WHAT THE TASK ASKS: Pull every line that holds the word "Users" from the entries.

** start SUPPLIED ENTRIES **

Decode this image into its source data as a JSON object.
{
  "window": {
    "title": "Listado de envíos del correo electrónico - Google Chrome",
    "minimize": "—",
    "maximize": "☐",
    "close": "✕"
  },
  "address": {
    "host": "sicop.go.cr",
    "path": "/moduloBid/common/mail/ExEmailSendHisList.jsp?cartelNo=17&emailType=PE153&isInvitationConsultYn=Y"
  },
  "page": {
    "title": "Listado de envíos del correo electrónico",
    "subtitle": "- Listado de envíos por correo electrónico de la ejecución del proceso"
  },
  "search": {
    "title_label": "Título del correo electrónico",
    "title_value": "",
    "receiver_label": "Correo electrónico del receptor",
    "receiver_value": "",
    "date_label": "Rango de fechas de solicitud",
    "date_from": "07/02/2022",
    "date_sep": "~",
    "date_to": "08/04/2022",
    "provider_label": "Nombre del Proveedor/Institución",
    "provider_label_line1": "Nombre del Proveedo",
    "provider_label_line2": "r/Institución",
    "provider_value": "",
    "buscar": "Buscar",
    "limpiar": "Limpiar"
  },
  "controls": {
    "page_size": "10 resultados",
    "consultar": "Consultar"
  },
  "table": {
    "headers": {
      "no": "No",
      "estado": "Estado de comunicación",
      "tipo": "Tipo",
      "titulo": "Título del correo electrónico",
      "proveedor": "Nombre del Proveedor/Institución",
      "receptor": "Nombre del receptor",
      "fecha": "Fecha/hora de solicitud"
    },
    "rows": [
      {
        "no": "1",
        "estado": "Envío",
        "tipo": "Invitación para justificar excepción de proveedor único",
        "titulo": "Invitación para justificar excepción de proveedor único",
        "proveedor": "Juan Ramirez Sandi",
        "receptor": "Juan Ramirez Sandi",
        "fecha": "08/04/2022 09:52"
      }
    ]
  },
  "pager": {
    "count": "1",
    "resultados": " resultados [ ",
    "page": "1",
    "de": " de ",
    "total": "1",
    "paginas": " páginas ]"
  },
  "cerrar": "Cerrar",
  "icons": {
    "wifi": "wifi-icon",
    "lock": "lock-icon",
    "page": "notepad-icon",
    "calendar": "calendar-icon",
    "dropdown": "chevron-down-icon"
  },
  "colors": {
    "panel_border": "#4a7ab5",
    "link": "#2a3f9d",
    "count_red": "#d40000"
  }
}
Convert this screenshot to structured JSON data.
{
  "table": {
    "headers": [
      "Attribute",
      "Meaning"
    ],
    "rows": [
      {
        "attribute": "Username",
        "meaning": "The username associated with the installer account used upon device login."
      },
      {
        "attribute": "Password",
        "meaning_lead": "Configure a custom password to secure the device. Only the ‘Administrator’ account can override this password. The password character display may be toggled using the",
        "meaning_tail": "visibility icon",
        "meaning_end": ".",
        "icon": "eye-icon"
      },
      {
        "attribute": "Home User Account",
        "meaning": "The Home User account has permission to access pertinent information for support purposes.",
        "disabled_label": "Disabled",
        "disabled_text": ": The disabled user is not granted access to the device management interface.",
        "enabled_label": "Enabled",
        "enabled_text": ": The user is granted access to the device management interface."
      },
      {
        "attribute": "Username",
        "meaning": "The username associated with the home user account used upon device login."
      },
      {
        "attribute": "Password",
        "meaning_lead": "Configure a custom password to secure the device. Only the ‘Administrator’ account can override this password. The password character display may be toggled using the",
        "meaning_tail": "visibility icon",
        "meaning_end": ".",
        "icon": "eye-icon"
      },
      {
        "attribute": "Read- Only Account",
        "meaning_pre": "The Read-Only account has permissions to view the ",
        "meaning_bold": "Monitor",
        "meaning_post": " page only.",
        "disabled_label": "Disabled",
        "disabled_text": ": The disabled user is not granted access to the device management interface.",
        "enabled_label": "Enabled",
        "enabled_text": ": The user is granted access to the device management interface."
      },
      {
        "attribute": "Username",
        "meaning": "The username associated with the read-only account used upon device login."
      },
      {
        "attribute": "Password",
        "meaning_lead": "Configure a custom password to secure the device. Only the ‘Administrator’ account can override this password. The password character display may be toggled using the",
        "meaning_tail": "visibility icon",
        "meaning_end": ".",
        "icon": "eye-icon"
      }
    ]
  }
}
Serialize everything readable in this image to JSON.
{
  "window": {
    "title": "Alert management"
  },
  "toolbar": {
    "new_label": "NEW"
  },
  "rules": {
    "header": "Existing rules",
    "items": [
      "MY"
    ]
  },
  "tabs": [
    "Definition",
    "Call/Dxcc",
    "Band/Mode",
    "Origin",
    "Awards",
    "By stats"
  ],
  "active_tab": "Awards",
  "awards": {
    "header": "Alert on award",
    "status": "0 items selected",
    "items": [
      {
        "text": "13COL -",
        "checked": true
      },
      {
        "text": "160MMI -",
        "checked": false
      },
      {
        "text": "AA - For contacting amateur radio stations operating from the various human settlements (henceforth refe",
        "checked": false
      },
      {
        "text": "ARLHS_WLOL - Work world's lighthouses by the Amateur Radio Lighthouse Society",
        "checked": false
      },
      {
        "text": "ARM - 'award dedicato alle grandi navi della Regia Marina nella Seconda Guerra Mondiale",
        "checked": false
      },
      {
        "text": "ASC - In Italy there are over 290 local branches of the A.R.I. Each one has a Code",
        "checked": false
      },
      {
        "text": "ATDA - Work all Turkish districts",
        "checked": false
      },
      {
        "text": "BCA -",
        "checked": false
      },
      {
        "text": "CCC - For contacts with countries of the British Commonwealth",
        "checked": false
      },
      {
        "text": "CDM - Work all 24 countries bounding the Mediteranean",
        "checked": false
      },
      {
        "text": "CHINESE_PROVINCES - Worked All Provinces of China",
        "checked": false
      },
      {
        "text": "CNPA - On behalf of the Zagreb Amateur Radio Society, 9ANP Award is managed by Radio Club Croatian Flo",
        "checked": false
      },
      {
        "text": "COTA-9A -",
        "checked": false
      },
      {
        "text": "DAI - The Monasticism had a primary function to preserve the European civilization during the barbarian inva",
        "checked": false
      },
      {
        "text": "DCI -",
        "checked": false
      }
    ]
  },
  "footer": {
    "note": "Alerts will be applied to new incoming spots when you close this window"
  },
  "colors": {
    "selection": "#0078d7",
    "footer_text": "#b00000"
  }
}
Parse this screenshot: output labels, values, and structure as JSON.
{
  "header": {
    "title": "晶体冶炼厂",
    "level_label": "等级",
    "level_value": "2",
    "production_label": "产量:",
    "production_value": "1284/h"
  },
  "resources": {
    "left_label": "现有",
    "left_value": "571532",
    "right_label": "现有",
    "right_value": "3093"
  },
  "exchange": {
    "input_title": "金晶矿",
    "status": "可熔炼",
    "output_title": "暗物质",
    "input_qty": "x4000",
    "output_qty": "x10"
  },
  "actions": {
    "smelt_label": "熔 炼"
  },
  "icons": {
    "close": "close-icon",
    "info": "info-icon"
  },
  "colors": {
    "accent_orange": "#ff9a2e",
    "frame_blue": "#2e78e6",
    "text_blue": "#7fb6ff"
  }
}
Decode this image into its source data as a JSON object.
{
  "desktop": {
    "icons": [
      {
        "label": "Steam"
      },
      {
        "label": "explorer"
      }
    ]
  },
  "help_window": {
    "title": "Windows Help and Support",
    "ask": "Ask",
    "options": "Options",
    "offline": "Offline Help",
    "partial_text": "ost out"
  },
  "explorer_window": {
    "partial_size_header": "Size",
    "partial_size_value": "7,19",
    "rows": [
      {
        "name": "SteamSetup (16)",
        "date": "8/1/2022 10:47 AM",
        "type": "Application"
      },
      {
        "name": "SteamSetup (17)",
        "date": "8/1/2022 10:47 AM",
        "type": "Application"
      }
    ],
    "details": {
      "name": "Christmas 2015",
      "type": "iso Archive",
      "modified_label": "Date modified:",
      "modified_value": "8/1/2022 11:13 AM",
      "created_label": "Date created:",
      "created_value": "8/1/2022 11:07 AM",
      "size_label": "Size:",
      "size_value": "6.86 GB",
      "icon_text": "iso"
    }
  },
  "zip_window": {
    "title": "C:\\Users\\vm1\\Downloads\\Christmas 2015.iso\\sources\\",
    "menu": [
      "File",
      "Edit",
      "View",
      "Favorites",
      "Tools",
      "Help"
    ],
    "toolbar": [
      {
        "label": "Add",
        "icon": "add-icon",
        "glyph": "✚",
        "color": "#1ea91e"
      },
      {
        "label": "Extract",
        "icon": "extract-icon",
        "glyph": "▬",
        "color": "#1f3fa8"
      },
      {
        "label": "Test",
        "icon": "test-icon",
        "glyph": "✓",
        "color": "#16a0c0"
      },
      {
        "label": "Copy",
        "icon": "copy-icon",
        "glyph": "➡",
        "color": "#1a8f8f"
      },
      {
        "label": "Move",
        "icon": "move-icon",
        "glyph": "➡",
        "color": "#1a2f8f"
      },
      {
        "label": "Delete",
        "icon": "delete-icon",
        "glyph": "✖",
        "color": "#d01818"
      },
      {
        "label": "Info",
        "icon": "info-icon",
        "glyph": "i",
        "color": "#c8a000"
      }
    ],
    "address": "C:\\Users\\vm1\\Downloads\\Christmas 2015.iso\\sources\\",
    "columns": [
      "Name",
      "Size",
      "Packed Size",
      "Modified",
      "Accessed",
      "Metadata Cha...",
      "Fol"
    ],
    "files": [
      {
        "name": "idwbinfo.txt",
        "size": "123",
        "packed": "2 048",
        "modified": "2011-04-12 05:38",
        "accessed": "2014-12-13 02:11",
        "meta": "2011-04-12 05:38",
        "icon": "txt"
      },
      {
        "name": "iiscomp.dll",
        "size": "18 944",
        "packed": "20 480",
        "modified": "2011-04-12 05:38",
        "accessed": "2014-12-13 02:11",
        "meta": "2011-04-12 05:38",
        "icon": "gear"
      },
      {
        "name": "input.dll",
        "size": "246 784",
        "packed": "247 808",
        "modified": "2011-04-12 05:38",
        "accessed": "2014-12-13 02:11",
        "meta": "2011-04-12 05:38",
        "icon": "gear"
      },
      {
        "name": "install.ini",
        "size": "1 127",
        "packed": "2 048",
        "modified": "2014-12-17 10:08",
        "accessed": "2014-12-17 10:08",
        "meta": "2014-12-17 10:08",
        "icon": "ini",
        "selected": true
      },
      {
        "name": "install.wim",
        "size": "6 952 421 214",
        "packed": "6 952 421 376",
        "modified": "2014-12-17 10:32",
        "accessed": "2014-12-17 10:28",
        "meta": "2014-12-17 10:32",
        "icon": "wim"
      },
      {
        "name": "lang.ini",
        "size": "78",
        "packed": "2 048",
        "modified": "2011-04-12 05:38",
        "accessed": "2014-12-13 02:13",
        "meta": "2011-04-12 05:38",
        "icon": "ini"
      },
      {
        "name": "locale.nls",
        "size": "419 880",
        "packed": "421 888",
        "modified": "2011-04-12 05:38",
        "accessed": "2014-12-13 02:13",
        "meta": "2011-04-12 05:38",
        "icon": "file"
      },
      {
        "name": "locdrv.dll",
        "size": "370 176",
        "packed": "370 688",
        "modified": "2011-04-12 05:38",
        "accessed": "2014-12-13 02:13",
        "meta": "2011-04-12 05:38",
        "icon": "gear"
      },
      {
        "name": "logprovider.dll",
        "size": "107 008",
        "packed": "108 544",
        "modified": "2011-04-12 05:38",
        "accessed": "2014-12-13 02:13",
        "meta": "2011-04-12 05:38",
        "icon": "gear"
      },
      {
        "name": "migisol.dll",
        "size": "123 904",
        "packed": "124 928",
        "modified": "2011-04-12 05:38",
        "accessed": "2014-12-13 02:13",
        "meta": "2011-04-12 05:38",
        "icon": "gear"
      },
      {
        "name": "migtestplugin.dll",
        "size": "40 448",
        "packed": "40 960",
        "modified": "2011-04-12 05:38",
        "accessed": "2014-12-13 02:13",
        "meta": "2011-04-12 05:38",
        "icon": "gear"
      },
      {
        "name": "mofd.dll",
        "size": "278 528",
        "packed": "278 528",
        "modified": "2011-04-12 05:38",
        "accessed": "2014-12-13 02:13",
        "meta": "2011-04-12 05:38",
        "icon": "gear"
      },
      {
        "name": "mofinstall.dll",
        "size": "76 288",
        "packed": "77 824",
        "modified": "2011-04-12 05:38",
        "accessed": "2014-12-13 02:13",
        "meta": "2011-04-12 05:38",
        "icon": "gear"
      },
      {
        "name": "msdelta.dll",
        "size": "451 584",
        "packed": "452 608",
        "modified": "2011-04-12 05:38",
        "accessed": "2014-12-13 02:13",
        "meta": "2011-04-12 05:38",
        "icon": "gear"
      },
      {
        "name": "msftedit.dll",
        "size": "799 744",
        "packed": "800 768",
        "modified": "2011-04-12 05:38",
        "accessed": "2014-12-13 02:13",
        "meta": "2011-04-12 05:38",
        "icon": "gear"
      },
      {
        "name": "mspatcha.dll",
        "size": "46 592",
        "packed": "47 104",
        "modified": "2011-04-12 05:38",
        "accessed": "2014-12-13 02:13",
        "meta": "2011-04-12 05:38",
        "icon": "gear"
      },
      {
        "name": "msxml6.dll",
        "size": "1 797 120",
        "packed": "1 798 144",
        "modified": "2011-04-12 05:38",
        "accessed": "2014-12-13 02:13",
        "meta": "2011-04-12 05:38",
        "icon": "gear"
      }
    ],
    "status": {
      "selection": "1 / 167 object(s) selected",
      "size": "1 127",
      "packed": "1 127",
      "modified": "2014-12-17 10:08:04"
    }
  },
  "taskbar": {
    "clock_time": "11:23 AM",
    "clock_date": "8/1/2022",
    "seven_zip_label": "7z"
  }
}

** end SUPPLIED ENTRIES **

ANSWER TO THE PROBLEM:
    "title": "C:\\Users\\vm1\\Downloads\\Christmas 2015.iso\\sources\\",
    "address": "C:\\Users\\vm1\\Downloads\\Christmas 2015.iso\\sources\\",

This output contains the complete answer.